### Stated goal
Send back the entries below exactly as they appear.
------ Extracted information
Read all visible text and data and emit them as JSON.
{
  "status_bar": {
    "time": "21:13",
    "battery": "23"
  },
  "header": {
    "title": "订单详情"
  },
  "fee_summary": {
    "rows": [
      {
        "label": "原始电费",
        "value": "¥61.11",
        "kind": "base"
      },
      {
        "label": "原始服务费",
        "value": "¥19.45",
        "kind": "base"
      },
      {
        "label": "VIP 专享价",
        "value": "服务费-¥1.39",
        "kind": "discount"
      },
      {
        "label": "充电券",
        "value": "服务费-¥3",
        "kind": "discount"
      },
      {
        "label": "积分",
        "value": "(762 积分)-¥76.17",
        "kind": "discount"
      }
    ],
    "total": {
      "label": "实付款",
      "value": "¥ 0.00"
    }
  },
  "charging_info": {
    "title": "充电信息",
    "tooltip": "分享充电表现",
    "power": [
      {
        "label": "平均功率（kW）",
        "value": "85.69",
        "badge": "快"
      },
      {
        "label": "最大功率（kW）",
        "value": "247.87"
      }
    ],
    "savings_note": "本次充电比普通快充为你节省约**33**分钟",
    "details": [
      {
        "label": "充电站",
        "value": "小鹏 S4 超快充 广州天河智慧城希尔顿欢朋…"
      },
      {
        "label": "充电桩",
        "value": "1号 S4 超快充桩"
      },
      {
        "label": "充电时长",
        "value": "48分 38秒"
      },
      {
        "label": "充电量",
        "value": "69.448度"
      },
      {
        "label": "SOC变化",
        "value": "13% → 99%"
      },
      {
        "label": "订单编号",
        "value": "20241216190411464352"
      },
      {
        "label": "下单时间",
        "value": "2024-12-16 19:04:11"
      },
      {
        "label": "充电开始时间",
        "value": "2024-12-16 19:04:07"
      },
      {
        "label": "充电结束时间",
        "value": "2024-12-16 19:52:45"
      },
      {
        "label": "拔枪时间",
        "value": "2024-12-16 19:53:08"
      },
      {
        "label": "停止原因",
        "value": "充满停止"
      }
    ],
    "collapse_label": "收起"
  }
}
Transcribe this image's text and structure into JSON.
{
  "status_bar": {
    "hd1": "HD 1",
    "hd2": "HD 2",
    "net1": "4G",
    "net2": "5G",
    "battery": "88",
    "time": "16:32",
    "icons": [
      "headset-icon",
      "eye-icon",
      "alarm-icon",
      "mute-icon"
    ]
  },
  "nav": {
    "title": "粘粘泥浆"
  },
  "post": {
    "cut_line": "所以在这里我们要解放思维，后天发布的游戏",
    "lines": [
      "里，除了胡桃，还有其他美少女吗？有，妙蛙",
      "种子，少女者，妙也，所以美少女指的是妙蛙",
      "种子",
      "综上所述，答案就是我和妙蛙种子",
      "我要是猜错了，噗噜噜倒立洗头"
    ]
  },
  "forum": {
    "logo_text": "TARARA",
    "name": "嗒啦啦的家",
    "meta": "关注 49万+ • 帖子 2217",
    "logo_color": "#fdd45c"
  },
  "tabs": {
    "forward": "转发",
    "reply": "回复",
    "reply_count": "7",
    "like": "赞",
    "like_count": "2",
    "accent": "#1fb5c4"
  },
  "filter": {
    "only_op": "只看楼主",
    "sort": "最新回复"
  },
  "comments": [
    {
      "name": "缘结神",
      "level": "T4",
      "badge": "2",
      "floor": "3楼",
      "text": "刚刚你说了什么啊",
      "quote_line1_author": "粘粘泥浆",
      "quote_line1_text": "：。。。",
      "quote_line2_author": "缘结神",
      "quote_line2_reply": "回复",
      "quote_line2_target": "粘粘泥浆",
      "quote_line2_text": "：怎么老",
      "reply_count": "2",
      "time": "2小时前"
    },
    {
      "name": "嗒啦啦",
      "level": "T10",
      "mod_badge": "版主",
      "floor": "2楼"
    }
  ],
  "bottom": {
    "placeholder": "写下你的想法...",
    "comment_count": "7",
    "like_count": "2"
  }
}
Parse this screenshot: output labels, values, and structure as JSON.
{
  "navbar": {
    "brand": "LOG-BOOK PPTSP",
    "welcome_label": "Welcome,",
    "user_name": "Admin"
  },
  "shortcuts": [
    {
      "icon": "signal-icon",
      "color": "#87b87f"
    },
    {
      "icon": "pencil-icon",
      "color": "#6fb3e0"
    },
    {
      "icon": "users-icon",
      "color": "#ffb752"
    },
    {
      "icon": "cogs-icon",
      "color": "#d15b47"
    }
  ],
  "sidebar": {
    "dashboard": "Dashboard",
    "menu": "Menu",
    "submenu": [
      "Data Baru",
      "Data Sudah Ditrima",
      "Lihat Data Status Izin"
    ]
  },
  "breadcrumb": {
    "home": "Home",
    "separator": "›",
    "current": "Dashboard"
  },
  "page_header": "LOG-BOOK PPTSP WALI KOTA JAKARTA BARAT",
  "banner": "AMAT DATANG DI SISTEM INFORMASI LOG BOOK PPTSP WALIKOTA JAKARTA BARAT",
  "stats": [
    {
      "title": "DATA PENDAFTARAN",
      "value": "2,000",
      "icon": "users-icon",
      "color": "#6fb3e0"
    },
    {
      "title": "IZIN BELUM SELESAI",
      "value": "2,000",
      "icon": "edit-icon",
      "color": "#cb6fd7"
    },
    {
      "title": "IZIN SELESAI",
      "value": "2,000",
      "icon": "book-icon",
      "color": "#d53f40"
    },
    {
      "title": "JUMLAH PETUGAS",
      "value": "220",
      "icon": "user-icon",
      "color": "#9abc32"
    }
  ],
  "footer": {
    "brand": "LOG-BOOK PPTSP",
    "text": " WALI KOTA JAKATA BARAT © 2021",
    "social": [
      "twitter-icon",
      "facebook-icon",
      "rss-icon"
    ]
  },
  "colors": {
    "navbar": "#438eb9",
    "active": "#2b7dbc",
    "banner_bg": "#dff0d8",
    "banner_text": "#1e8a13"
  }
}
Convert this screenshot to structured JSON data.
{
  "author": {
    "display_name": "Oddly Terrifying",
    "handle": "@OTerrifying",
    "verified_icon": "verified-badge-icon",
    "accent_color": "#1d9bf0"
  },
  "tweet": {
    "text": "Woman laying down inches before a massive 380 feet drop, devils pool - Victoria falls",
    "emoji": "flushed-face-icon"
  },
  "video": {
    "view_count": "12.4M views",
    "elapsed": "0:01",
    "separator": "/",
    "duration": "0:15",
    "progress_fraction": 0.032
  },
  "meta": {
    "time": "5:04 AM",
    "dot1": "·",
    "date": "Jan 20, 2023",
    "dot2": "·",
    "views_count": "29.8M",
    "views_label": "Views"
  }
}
------------
### Response
Read all visible text and data and emit them as JSON.
{
  "status_bar": {
    "time": "21:13",
    "battery": "23"
  },
  "header": {
    "title": "订单详情"
  },
  "fee_summary": {
    "rows": [
      {
        "label": "原始电费",
        "value": "¥61.11",
        "kind": "base"
      },
      {
        "label": "原始服务费",
        "value": "¥19.45",
        "kind": "base"
      },
      {
        "label": "VIP 专享价",
        "value": "服务费-¥1.39",
        "kind": "discount"
      },
      {
        "label": "充电券",
        "value": "服务费-¥3",
        "kind": "discount"
      },
      {
        "label": "积分",
        "value": "(762 积分)-¥76.17",
        "kind": "discount"
      }
    ],
    "total": {
      "label": "实付款",
      "value": "¥ 0.00"
    }
  },
  "charging_info": {
    "title": "充电信息",
    "tooltip": "分享充电表现",
    "power": [
      {
        "label": "平均功率（kW）",
        "value": "85.69",
        "badge": "快"
      },
      {
        "label": "最大功率（kW）",
        "value": "247.87"
      }
    ],
    "savings_note": "本次充电比普通快充为你节省约**33**分钟",
    "details": [
      {
        "label": "充电站",
        "value": "小鹏 S4 超快充 广州天河智慧城希尔顿欢朋…"
      },
      {
        "label": "充电桩",
        "value": "1号 S4 超快充桩"
      },
      {
        "label": "充电时长",
        "value": "48分 38秒"
      },
      {
        "label": "充电量",
        "value": "69.448度"
      },
      {
        "label": "SOC变化",
        "value": "13% → 99%"
      },
      {
        "label": "订单编号",
        "value": "20241216190411464352"
      },
      {
        "label": "下单时间",
        "value": "2024-12-16 19:04:11"
      },
      {
        "label": "充电开始时间",
        "value": "2024-12-16 19:04:07"
      },
      {
        "label": "充电结束时间",
        "value": "2024-12-16 19:52:45"
      },
      {
        "label": "拔枪时间",
        "value": "2024-12-16 19:53:08"
      },
      {
        "label": "停止原因",
        "value": "充满停止"
      }
    ],
    "collapse_label": "收起"
  }
}
Transcribe this image's text and structure into JSON.
{
  "status_bar": {
    "hd1": "HD 1",
    "hd2": "HD 2",
    "net1": "4G",
    "net2": "5G",
    "battery": "88",
    "time": "16:32",
    "icons": [
      "headset-icon",
      "eye-icon",
      "alarm-icon",
      "mute-icon"
    ]
  },
  "nav": {
    "title": "粘粘泥浆"
  },
  "post": {
    "cut_line": "所以在这里我们要解放思维，后天发布的游戏",
    "lines": [
      "里，除了胡桃，还有其他美少女吗？有，妙蛙",
      "种子，少女者，妙也，所以美少女指的是妙蛙",
      "种子",
      "综上所述，答案就是我和妙蛙种子",
      "我要是猜错了，噗噜噜倒立洗头"
    ]
  },
  "forum": {
    "logo_text": "TARARA",
    "name": "嗒啦啦的家",
    "meta": "关注 49万+ • 帖子 2217",
    "logo_color": "#fdd45c"
  },
  "tabs": {
    "forward": "转发",
    "reply": "回复",
    "reply_count": "7",
    "like": "赞",
    "like_count": "2",
    "accent": "#1fb5c4"
  },
  "filter": {
    "only_op": "只看楼主",
    "sort": "最新回复"
  },
  "comments": [
    {
      "name": "缘结神",
      "level": "T4",
      "badge": "2",
      "floor": "3楼",
      "text": "刚刚你说了什么啊",
      "quote_line1_author": "粘粘泥浆",
      "quote_line1_text": "：。。。",
      "quote_line2_author": "缘结神",
      "quote_line2_reply": "回复",
      "quote_line2_target": "粘粘泥浆",
      "quote_line2_text": "：怎么老",
      "reply_count": "2",
      "time": "2小时前"
    },
    {
      "name": "嗒啦啦",
      "level": "T10",
      "mod_badge": "版主",
      "floor": "2楼"
    }
  ],
  "bottom": {
    "placeholder": "写下你的想法...",
    "comment_count": "7",
    "like_count": "2"
  }
}
Parse this screenshot: output labels, values, and structure as JSON.
{
  "navbar": {
    "brand": "LOG-BOOK PPTSP",
    "welcome_label": "Welcome,",
    "user_name": "Admin"
  },
  "shortcuts": [
    {
      "icon": "signal-icon",
      "color": "#87b87f"
    },
    {
      "icon": "pencil-icon",
      "color": "#6fb3e0"
    },
    {
      "icon": "users-icon",
      "color": "#ffb752"
    },
    {
      "icon": "cogs-icon",
      "color": "#d15b47"
    }
  ],
  "sidebar": {
    "dashboard": "Dashboard",
    "menu": "Menu",
    "submenu": [
      "Data Baru",
      "Data Sudah Ditrima",
      "Lihat Data Status Izin"
    ]
  },
  "breadcrumb": {
    "home": "Home",
    "separator": "›",
    "current": "Dashboard"
  },
  "page_header": "LOG-BOOK PPTSP WALI KOTA JAKARTA BARAT",
  "banner": "AMAT DATANG DI SISTEM INFORMASI LOG BOOK PPTSP WALIKOTA JAKARTA BARAT",
  "stats": [
    {
      "title": "DATA PENDAFTARAN",
      "value": "2,000",
      "icon": "users-icon",
      "color": "#6fb3e0"
    },
    {
      "title": "IZIN BELUM SELESAI",
      "value": "2,000",
      "icon": "edit-icon",
      "color": "#cb6fd7"
    },
    {
      "title": "IZIN SELESAI",
      "value": "2,000",
      "icon": "book-icon",
      "color": "#d53f40"
    },
    {
      "title": "JUMLAH PETUGAS",
      "value": "220",
      "icon": "user-icon",
      "color": "#9abc32"
    }
  ],
  "footer": {
    "brand": "LOG-BOOK PPTSP",
    "text": " WALI KOTA JAKATA BARAT © 2021",
    "social": [
      "twitter-icon",
      "facebook-icon",
      "rss-icon"
    ]
  },
  "colors": {
    "navbar": "#438eb9",
    "active": "#2b7dbc",
    "banner_bg": "#dff0d8",
    "banner_text": "#1e8a13"
  }
}
Convert this screenshot to structured JSON data.
{
  "author": {
    "display_name": "Oddly Terrifying",
    "handle": "@OTerrifying",
    "verified_icon": "verified-badge-icon",
    "accent_color": "#1d9bf0"
  },
  "tweet": {
    "text": "Woman laying down inches before a massive 380 feet drop, devils pool - Victoria falls",
    "emoji": "flushed-face-icon"
  },
  "video": {
    "view_count": "12.4M views",
    "elapsed": "0:01",
    "separator": "/",
    "duration": "0:15",
    "progress_fraction": 0.032
  },
  "meta": {
    "time": "5:04 AM",
    "dot1": "·",
    "date": "Jan 20, 2023",
    "dot2": "·",
    "views_count": "29.8M",
    "views_label": "Views"
  }
}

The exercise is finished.